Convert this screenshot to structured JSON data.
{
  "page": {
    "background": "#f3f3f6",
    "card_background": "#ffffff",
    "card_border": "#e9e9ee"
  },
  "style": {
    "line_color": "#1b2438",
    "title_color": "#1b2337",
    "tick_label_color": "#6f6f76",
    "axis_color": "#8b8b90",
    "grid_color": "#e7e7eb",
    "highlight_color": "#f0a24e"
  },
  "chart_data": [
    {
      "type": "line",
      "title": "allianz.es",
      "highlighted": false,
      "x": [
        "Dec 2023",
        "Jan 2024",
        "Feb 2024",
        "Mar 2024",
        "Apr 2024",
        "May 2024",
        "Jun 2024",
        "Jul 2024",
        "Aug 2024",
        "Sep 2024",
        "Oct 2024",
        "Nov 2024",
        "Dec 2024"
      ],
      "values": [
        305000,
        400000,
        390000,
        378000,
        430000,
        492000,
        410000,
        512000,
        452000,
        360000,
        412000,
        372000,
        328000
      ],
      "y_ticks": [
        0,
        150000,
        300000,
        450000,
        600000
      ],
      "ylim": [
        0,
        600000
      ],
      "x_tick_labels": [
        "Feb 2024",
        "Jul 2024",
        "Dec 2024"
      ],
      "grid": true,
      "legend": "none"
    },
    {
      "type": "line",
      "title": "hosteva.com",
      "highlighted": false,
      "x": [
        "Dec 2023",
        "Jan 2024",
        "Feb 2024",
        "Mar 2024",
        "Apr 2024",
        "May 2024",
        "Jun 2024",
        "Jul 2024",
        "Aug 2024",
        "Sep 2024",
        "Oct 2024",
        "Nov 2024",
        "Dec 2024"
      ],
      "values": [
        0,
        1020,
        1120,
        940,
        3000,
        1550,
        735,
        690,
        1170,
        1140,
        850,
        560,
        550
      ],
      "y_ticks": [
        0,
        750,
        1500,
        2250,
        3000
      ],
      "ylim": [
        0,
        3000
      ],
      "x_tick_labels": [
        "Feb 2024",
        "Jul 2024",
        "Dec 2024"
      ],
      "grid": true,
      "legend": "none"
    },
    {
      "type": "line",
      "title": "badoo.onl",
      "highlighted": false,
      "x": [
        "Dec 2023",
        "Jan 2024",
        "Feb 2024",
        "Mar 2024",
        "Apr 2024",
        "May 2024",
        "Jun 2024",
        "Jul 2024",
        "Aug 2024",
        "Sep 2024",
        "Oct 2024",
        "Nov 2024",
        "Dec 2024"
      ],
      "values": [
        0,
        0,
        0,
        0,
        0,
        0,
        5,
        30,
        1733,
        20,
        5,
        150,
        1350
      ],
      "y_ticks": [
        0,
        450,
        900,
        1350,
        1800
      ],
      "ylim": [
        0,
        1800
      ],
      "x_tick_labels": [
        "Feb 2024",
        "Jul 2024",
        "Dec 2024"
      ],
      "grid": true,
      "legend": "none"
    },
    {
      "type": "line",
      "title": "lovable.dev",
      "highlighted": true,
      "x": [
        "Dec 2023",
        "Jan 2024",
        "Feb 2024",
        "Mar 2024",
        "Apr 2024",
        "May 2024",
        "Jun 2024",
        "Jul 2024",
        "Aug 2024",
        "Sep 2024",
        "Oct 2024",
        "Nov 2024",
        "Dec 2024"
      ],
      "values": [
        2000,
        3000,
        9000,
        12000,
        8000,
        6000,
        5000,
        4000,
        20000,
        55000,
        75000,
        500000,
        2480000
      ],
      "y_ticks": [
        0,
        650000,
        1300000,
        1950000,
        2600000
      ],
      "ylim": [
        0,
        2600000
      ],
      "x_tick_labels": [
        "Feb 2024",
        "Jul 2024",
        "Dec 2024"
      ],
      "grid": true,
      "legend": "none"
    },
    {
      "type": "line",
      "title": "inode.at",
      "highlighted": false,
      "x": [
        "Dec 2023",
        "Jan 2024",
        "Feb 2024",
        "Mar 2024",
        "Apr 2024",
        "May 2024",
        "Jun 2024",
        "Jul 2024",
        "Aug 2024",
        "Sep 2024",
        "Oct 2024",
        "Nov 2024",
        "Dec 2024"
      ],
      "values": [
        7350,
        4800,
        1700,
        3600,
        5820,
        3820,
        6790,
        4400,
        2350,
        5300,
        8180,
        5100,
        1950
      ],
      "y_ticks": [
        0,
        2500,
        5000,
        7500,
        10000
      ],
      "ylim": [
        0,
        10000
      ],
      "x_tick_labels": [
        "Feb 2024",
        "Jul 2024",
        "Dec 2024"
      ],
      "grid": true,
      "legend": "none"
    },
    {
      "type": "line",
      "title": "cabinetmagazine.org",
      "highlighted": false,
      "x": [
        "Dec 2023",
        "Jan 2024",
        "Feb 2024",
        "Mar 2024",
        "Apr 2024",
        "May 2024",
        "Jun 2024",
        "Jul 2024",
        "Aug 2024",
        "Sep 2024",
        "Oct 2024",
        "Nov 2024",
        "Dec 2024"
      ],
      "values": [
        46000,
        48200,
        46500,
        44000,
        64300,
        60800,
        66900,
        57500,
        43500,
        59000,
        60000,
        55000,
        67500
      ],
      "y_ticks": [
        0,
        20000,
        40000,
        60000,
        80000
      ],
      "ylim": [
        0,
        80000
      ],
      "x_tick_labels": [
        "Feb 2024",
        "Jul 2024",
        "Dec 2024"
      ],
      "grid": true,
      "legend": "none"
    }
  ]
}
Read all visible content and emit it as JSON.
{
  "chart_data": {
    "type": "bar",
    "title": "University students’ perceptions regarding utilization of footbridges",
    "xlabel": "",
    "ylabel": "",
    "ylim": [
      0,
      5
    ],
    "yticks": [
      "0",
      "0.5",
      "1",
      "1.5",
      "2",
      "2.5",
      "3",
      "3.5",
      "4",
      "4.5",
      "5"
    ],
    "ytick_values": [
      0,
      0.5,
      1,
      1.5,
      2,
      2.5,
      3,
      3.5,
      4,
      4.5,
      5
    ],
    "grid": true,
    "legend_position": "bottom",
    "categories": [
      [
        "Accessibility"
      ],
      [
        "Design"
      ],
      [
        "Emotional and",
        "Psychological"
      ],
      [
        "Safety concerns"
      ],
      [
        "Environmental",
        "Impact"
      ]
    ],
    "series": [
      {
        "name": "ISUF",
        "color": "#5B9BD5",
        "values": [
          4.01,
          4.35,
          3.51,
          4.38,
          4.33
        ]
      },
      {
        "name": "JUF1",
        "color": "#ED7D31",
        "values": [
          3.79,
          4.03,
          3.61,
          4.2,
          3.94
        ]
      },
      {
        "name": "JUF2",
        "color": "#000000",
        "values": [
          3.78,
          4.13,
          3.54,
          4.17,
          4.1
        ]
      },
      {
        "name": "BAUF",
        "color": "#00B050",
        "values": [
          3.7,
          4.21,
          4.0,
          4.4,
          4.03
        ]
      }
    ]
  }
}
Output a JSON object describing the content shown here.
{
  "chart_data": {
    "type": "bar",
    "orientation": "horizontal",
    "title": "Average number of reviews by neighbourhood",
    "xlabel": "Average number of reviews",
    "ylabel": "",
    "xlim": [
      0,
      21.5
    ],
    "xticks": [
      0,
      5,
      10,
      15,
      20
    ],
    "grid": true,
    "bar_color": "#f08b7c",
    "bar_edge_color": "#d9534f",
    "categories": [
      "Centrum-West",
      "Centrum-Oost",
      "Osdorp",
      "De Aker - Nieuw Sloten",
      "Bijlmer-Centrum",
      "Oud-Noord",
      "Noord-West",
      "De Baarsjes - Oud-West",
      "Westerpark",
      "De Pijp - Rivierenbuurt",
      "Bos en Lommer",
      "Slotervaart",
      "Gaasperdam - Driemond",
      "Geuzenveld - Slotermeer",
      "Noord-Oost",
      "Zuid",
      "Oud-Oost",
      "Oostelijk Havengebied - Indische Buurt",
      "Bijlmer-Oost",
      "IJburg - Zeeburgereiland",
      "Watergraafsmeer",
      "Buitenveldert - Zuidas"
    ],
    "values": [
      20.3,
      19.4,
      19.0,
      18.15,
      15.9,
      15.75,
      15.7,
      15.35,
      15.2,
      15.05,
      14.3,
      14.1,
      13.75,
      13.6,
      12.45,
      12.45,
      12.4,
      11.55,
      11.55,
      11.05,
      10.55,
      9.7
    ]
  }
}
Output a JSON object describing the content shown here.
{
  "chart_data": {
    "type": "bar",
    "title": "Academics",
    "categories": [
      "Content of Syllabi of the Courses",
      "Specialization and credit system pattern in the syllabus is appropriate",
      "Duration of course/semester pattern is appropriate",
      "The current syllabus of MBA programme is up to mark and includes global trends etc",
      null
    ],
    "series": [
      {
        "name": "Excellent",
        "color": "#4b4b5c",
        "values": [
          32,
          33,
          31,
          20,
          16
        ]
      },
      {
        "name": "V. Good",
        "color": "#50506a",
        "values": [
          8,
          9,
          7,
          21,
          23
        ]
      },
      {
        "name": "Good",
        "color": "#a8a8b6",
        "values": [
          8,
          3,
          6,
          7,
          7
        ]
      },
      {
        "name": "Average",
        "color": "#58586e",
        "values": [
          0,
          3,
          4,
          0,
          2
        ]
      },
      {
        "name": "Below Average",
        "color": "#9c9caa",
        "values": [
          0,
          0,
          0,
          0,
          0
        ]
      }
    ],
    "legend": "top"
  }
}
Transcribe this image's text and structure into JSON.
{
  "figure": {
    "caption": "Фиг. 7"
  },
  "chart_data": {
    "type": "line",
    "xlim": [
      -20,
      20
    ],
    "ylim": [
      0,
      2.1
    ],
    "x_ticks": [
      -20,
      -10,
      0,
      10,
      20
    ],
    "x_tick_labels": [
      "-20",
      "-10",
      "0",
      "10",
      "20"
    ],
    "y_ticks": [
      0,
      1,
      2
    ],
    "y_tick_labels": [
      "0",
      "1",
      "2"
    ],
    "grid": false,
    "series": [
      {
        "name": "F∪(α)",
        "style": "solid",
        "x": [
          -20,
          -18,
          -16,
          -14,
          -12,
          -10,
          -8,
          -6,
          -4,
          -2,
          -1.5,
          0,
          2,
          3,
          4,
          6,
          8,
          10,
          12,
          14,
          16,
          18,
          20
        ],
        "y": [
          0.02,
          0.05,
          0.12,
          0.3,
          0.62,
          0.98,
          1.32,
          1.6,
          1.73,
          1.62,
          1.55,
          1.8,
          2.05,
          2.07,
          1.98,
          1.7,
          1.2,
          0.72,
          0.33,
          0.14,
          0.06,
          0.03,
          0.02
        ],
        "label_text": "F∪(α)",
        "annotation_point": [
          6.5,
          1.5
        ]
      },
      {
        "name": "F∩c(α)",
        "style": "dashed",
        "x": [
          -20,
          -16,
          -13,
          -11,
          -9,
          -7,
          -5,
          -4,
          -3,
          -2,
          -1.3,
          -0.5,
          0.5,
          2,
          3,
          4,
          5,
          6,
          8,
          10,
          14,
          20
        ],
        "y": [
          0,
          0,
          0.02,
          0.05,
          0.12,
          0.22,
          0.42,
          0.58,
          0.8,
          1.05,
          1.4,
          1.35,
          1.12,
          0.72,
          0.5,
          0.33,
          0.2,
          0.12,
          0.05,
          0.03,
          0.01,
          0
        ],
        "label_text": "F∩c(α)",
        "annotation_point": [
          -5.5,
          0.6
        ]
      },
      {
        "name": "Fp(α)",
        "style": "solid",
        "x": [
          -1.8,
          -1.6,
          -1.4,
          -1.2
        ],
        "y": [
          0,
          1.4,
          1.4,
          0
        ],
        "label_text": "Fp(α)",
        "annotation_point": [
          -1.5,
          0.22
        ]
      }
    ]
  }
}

|---|

* To do *
Copy out every line from the material above in which the word "pattern" appears.

* The completed task *
      "Specialization and credit system pattern in the syllabus is appropriate",
      "Duration of course/semester pattern is appropriate",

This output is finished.